# [INSTRUCTIONS TO FOLLOW]
Return all of the entries exactly as written.

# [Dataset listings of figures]
········
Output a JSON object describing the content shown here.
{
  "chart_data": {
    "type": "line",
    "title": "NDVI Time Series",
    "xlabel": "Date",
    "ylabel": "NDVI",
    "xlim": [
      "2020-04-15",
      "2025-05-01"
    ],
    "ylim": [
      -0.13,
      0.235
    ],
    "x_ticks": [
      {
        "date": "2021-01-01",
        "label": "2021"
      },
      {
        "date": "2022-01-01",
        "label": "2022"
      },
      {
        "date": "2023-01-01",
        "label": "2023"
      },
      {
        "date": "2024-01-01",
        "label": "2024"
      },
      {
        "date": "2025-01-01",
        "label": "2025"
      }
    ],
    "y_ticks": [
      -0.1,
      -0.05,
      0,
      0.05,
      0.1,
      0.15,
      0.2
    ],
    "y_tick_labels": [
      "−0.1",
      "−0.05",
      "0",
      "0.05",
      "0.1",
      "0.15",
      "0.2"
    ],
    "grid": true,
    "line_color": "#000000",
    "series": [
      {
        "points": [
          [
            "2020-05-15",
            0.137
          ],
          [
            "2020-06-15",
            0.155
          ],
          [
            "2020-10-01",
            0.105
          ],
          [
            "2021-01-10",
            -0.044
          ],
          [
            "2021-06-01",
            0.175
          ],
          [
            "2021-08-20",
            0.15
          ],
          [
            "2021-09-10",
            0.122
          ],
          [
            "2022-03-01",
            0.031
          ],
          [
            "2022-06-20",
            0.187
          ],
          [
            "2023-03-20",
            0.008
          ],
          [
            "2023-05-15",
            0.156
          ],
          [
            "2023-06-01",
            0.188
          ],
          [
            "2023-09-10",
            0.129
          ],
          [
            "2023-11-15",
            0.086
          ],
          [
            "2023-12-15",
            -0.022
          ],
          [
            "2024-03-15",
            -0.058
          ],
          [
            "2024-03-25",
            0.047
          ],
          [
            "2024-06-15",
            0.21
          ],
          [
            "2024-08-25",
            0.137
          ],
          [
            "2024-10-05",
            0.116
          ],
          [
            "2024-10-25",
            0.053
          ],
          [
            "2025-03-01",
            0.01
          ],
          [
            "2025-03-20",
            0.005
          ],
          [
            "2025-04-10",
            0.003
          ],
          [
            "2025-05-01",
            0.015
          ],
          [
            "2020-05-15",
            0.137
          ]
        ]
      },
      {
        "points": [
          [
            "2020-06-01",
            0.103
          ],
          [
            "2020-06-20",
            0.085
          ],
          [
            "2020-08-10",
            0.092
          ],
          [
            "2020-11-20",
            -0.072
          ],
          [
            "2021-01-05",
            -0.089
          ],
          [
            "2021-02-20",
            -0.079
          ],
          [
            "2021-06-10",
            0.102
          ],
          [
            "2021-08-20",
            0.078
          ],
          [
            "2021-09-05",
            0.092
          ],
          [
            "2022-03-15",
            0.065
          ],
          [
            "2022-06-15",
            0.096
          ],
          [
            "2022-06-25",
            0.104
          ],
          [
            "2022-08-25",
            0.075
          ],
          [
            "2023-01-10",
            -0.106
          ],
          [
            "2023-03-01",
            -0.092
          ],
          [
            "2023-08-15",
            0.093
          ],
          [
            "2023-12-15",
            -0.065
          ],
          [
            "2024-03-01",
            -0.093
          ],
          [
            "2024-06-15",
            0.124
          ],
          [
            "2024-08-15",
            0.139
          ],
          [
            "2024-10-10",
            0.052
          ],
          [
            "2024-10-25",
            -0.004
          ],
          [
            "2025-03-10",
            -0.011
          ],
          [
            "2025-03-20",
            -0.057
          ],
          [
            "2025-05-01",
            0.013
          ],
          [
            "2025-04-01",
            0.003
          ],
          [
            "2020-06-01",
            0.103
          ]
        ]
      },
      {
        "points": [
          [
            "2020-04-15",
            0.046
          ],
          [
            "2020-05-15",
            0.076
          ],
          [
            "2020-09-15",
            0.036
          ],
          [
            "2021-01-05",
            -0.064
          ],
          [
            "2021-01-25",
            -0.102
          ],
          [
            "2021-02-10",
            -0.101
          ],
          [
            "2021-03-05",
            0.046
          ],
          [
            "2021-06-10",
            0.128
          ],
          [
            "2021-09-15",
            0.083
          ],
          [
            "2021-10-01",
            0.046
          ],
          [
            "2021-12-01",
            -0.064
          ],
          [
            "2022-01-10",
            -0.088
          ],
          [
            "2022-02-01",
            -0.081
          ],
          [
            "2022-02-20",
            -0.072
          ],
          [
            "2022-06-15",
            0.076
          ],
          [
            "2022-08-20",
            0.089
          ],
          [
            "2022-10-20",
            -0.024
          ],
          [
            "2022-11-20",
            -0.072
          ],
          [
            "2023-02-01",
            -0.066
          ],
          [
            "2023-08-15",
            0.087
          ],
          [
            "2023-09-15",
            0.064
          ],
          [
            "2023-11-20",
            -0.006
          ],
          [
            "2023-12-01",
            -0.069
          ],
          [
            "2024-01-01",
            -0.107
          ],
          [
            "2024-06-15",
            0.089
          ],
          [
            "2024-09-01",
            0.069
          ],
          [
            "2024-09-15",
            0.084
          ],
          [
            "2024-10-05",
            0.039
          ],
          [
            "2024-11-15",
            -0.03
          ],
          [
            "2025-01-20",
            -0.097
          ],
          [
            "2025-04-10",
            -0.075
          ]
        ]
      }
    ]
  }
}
········
# [ANSWER FOR THE TASK]
Output a JSON object describing the content shown here.
{
  "chart_data": {
    "type": "line",
    "title": "NDVI Time Series",
    "xlabel": "Date",
    "ylabel": "NDVI",
    "xlim": [
      "2020-04-15",
      "2025-05-01"
    ],
    "ylim": [
      -0.13,
      0.235
    ],
    "x_ticks": [
      {
        "date": "2021-01-01",
        "label": "2021"
      },
      {
        "date": "2022-01-01",
        "label": "2022"
      },
      {
        "date": "2023-01-01",
        "label": "2023"
      },
      {
        "date": "2024-01-01",
        "label": "2024"
      },
      {
        "date": "2025-01-01",
        "label": "2025"
      }
    ],
    "y_ticks": [
      -0.1,
      -0.05,
      0,
      0.05,
      0.1,
      0.15,
      0.2
    ],
    "y_tick_labels": [
      "−0.1",
      "−0.05",
      "0",
      "0.05",
      "0.1",
      "0.15",
      "0.2"
    ],
    "grid": true,
    "line_color": "#000000",
    "series": [
      {
        "points": [
          [
            "2020-05-15",
            0.137
          ],
          [
            "2020-06-15",
            0.155
          ],
          [
            "2020-10-01",
            0.105
          ],
          [
            "2021-01-10",
            -0.044
          ],
          [
            "2021-06-01",
            0.175
          ],
          [
            "2021-08-20",
            0.15
          ],
          [
            "2021-09-10",
            0.122
          ],
          [
            "2022-03-01",
            0.031
          ],
          [
            "2022-06-20",
            0.187
          ],
          [
            "2023-03-20",
            0.008
          ],
          [
            "2023-05-15",
            0.156
          ],
          [
            "2023-06-01",
            0.188
          ],
          [
            "2023-09-10",
            0.129
          ],
          [
            "2023-11-15",
            0.086
          ],
          [
            "2023-12-15",
            -0.022
          ],
          [
            "2024-03-15",
            -0.058
          ],
          [
            "2024-03-25",
            0.047
          ],
          [
            "2024-06-15",
            0.21
          ],
          [
            "2024-08-25",
            0.137
          ],
          [
            "2024-10-05",
            0.116
          ],
          [
            "2024-10-25",
            0.053
          ],
          [
            "2025-03-01",
            0.01
          ],
          [
            "2025-03-20",
            0.005
          ],
          [
            "2025-04-10",
            0.003
          ],
          [
            "2025-05-01",
            0.015
          ],
          [
            "2020-05-15",
            0.137
          ]
        ]
      },
      {
        "points": [
          [
            "2020-06-01",
            0.103
          ],
          [
            "2020-06-20",
            0.085
          ],
          [
            "2020-08-10",
            0.092
          ],
          [
            "2020-11-20",
            -0.072
          ],
          [
            "2021-01-05",
            -0.089
          ],
          [
            "2021-02-20",
            -0.079
          ],
          [
            "2021-06-10",
            0.102
          ],
          [
            "2021-08-20",
            0.078
          ],
          [
            "2021-09-05",
            0.092
          ],
          [
            "2022-03-15",
            0.065
          ],
          [
            "2022-06-15",
            0.096
          ],
          [
            "2022-06-25",
            0.104
          ],
          [
            "2022-08-25",
            0.075
          ],
          [
            "2023-01-10",
            -0.106
          ],
          [
            "2023-03-01",
            -0.092
          ],
          [
            "2023-08-15",
            0.093
          ],
          [
            "2023-12-15",
            -0.065
          ],
          [
            "2024-03-01",
            -0.093
          ],
          [
            "2024-06-15",
            0.124
          ],
          [
            "2024-08-15",
            0.139
          ],
          [
            "2024-10-10",
            0.052
          ],
          [
            "2024-10-25",
            -0.004
          ],
          [
            "2025-03-10",
            -0.011
          ],
          [
            "2025-03-20",
            -0.057
          ],
          [
            "2025-05-01",
            0.013
          ],
          [
            "2025-04-01",
            0.003
          ],
          [
            "2020-06-01",
            0.103
          ]
        ]
      },
      {
        "points": [
          [
            "2020-04-15",
            0.046
          ],
          [
            "2020-05-15",
            0.076
          ],
          [
            "2020-09-15",
            0.036
          ],
          [
            "2021-01-05",
            -0.064
          ],
          [
            "2021-01-25",
            -0.102
          ],
          [
            "2021-02-10",
            -0.101
          ],
          [
            "2021-03-05",
            0.046
          ],
          [
            "2021-06-10",
            0.128
          ],
          [
            "2021-09-15",
            0.083
          ],
          [
            "2021-10-01",
            0.046
          ],
          [
            "2021-12-01",
            -0.064
          ],
          [
            "2022-01-10",
            -0.088
          ],
          [
            "2022-02-01",
            -0.081
          ],
          [
            "2022-02-20",
            -0.072
          ],
          [
            "2022-06-15",
            0.076
          ],
          [
            "2022-08-20",
            0.089
          ],
          [
            "2022-10-20",
            -0.024
          ],
          [
            "2022-11-20",
            -0.072
          ],
          [
            "2023-02-01",
            -0.066
          ],
          [
            "2023-08-15",
            0.087
          ],
          [
            "2023-09-15",
            0.064
          ],
          [
            "2023-11-20",
            -0.006
          ],
          [
            "2023-12-01",
            -0.069
          ],
          [
            "2024-01-01",
            -0.107
          ],
          [
            "2024-06-15",
            0.089
          ],
          [
            "2024-09-01",
            0.069
          ],
          [
            "2024-09-15",
            0.084
          ],
          [
            "2024-10-05",
            0.039
          ],
          [
            "2024-11-15",
            -0.03
          ],
          [
            "2025-01-20",
            -0.097
          ],
          [
            "2025-04-10",
            -0.075
          ]
        ]
      }
    ]
  }
}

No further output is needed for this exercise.